--- What the task asks ---
Only the lines starting at the one that contains "What text is on this page?" and running to the end should be repeated, exactly as written.

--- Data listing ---
-=-=-

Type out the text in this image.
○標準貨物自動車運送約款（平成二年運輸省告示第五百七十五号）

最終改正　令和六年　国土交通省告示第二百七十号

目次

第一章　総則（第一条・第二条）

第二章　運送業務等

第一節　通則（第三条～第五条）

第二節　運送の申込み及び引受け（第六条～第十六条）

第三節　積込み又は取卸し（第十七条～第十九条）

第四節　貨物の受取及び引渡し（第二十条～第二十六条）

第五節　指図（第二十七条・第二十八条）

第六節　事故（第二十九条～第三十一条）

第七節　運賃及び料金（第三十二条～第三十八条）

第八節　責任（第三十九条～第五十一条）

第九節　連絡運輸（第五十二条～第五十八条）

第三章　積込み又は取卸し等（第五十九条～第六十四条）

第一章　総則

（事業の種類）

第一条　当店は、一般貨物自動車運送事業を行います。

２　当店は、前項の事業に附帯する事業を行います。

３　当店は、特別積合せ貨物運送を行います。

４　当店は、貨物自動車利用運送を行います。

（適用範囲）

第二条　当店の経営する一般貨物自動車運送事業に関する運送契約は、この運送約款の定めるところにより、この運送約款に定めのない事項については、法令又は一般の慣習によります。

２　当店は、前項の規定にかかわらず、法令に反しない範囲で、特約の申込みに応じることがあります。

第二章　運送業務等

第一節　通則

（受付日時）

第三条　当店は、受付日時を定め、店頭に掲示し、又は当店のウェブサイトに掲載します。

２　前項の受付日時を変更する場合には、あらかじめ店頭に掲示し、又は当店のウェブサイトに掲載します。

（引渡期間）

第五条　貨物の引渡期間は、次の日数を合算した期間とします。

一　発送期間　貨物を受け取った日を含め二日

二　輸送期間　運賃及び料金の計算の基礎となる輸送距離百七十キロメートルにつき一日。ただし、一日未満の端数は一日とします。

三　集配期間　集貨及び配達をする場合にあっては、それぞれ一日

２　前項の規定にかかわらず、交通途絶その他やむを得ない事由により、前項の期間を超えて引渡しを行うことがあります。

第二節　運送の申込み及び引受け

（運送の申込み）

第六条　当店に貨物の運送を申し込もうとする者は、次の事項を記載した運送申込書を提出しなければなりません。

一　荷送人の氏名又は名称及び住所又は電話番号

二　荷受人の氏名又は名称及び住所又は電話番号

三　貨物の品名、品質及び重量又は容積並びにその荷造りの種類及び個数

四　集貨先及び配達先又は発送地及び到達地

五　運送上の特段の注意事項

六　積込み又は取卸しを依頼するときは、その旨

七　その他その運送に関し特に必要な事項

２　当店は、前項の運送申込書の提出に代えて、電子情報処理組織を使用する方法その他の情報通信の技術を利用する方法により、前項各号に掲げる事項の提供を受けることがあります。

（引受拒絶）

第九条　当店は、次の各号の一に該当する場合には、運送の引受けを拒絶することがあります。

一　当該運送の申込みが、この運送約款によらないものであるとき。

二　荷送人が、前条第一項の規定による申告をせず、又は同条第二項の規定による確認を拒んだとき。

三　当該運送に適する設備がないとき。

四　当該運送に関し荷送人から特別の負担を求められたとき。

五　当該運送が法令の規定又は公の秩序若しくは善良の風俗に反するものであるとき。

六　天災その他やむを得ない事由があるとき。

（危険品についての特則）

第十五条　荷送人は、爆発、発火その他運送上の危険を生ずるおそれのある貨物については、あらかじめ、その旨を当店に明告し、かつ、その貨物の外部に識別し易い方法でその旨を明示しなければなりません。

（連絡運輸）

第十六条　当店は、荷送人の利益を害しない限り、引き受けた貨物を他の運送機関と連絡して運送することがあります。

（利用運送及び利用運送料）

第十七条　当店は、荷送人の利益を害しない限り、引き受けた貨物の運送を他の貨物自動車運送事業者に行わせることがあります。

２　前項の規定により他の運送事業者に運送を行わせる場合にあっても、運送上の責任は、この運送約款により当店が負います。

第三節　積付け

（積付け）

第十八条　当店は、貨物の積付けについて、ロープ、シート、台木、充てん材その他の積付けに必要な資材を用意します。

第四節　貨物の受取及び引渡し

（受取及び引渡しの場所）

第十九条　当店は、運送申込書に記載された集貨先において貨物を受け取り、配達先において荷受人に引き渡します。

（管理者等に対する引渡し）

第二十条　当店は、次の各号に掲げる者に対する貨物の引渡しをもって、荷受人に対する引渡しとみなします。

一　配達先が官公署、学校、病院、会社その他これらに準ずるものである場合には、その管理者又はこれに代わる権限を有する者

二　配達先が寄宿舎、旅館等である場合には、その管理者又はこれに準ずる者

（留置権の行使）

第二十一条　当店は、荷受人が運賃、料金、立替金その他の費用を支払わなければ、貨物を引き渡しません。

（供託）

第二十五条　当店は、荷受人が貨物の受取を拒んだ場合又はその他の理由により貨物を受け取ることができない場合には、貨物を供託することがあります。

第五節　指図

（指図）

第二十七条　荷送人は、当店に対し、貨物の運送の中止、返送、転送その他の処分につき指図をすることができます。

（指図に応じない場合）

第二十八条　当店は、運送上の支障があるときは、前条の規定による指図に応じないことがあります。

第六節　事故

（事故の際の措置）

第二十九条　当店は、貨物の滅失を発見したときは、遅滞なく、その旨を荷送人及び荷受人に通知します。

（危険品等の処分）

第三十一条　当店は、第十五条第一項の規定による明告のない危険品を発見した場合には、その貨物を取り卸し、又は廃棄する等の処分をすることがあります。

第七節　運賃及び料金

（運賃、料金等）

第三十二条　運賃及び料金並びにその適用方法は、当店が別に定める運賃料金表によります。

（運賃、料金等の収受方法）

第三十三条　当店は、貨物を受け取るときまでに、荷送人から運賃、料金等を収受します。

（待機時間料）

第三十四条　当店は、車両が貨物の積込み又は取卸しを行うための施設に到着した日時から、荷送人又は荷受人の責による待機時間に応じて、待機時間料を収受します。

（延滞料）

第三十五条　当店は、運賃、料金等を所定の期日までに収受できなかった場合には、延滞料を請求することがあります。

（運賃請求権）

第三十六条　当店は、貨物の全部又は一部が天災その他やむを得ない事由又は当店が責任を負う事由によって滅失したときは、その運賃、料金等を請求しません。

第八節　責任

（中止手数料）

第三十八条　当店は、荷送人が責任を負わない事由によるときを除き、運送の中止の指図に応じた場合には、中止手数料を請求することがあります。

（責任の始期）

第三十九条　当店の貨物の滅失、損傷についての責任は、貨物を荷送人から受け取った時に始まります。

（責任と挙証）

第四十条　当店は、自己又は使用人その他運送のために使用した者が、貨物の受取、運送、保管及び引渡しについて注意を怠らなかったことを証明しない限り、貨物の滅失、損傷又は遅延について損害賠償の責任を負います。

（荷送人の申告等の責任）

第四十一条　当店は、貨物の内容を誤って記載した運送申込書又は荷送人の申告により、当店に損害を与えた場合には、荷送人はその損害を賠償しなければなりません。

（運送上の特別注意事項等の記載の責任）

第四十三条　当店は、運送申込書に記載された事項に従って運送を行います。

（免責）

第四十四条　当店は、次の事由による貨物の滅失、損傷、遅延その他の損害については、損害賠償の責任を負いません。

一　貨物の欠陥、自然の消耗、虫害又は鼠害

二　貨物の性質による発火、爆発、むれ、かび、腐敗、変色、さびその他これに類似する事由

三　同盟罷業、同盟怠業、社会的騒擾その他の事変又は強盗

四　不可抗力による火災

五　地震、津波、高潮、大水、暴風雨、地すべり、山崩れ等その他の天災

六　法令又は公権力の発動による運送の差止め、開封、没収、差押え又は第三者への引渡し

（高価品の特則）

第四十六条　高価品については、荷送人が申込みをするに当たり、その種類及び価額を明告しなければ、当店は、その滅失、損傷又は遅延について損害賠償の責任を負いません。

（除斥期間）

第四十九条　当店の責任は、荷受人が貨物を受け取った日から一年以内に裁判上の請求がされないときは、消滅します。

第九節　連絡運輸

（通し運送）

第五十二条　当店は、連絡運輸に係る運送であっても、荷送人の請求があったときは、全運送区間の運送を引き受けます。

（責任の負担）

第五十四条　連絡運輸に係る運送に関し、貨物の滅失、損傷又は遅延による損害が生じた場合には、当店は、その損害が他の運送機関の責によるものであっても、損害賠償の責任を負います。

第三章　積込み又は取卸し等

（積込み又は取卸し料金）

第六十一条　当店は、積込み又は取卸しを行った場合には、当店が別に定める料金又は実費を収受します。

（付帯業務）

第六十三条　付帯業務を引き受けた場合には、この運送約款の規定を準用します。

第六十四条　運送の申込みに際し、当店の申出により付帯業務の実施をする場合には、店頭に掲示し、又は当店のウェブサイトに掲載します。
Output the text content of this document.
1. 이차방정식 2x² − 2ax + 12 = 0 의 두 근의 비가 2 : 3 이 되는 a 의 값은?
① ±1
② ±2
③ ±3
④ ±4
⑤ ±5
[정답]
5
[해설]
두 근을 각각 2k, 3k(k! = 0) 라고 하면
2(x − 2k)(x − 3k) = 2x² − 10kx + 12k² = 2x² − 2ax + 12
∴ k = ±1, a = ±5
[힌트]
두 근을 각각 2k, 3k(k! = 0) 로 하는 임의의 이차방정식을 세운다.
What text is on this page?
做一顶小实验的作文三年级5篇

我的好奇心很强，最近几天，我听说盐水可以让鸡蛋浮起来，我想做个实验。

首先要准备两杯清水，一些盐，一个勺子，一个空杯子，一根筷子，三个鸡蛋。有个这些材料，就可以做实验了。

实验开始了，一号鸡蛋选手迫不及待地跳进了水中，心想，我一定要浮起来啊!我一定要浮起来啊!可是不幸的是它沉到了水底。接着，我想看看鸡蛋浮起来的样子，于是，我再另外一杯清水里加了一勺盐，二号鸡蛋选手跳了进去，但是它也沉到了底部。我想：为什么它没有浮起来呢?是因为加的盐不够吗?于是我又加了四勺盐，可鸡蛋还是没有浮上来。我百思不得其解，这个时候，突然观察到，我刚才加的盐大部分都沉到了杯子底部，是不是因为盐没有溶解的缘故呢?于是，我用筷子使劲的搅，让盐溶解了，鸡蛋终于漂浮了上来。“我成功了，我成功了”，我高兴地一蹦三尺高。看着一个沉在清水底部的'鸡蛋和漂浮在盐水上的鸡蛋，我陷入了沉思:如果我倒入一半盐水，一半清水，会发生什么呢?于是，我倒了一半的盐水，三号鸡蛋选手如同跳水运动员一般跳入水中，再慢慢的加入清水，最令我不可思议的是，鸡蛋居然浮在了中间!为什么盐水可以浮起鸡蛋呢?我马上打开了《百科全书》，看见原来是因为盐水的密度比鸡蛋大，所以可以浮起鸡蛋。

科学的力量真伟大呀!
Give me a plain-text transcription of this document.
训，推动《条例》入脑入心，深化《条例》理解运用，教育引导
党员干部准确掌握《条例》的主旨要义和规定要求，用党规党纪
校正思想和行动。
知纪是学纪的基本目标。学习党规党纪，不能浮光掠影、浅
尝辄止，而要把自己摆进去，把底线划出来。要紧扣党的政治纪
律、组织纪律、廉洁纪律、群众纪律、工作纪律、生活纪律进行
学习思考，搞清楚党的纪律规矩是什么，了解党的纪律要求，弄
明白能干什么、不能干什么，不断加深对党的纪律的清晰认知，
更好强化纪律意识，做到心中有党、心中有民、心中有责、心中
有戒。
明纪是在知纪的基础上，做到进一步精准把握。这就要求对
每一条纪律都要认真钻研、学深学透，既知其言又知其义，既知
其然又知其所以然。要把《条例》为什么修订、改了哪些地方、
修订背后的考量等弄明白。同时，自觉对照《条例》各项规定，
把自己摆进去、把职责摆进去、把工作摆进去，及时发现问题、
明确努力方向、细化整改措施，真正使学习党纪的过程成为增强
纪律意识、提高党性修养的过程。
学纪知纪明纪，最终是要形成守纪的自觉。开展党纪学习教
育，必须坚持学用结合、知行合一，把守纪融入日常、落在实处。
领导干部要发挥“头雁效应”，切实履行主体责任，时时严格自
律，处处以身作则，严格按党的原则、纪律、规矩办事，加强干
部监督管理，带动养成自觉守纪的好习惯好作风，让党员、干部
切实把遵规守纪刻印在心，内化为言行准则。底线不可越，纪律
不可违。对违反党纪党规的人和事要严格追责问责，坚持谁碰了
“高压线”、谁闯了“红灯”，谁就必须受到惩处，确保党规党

-=-=-

--- Final result ---
What text is on this page?
做一顶小实验的作文三年级5篇

我的好奇心很强，最近几天，我听说盐水可以让鸡蛋浮起来，我想做个实验。

首先要准备两杯清水，一些盐，一个勺子，一个空杯子，一根筷子，三个鸡蛋。有个这些材料，就可以做实验了。

实验开始了，一号鸡蛋选手迫不及待地跳进了水中，心想，我一定要浮起来啊!我一定要浮起来啊!可是不幸的是它沉到了水底。接着，我想看看鸡蛋浮起来的样子，于是，我再另外一杯清水里加了一勺盐，二号鸡蛋选手跳了进去，但是它也沉到了底部。我想：为什么它没有浮起来呢?是因为加的盐不够吗?于是我又加了四勺盐，可鸡蛋还是没有浮上来。我百思不得其解，这个时候，突然观察到，我刚才加的盐大部分都沉到了杯子底部，是不是因为盐没有溶解的缘故呢?于是，我用筷子使劲的搅，让盐溶解了，鸡蛋终于漂浮了上来。“我成功了，我成功了”，我高兴地一蹦三尺高。看着一个沉在清水底部的'鸡蛋和漂浮在盐水上的鸡蛋，我陷入了沉思:如果我倒入一半盐水，一半清水，会发生什么呢?于是，我倒了一半的盐水，三号鸡蛋选手如同跳水运动员一般跳入水中，再慢慢的加入清水，最令我不可思议的是，鸡蛋居然浮在了中间!为什么盐水可以浮起鸡蛋呢?我马上打开了《百科全书》，看见原来是因为盐水的密度比鸡蛋大，所以可以浮起鸡蛋。

科学的力量真伟大呀!
Give me a plain-text transcription of this document.
训，推动《条例》入脑入心，深化《条例》理解运用，教育引导
党员干部准确掌握《条例》的主旨要义和规定要求，用党规党纪
校正思想和行动。
知纪是学纪的基本目标。学习党规党纪，不能浮光掠影、浅
尝辄止，而要把自己摆进去，把底线划出来。要紧扣党的政治纪
律、组织纪律、廉洁纪律、群众纪律、工作纪律、生活纪律进行
学习思考，搞清楚党的纪律规矩是什么，了解党的纪律要求，弄
明白能干什么、不能干什么，不断加深对党的纪律的清晰认知，
更好强化纪律意识，做到心中有党、心中有民、心中有责、心中
有戒。
明纪是在知纪的基础上，做到进一步精准把握。这就要求对
每一条纪律都要认真钻研、学深学透，既知其言又知其义，既知
其然又知其所以然。要把《条例》为什么修订、改了哪些地方、
修订背后的考量等弄明白。同时，自觉对照《条例》各项规定，
把自己摆进去、把职责摆进去、把工作摆进去，及时发现问题、
明确努力方向、细化整改措施，真正使学习党纪的过程成为增强
纪律意识、提高党性修养的过程。
学纪知纪明纪，最终是要形成守纪的自觉。开展党纪学习教
育，必须坚持学用结合、知行合一，把守纪融入日常、落在实处。
领导干部要发挥“头雁效应”，切实履行主体责任，时时严格自
律，处处以身作则，严格按党的原则、纪律、规矩办事，加强干
部监督管理，带动养成自觉守纪的好习惯好作风，让党员、干部
切实把遵规守纪刻印在心，内化为言行准则。底线不可越，纪律
不可违。对违反党纪党规的人和事要严格追责问责，坚持谁碰了
“高压线”、谁闯了“红灯”，谁就必须受到惩处，确保党规党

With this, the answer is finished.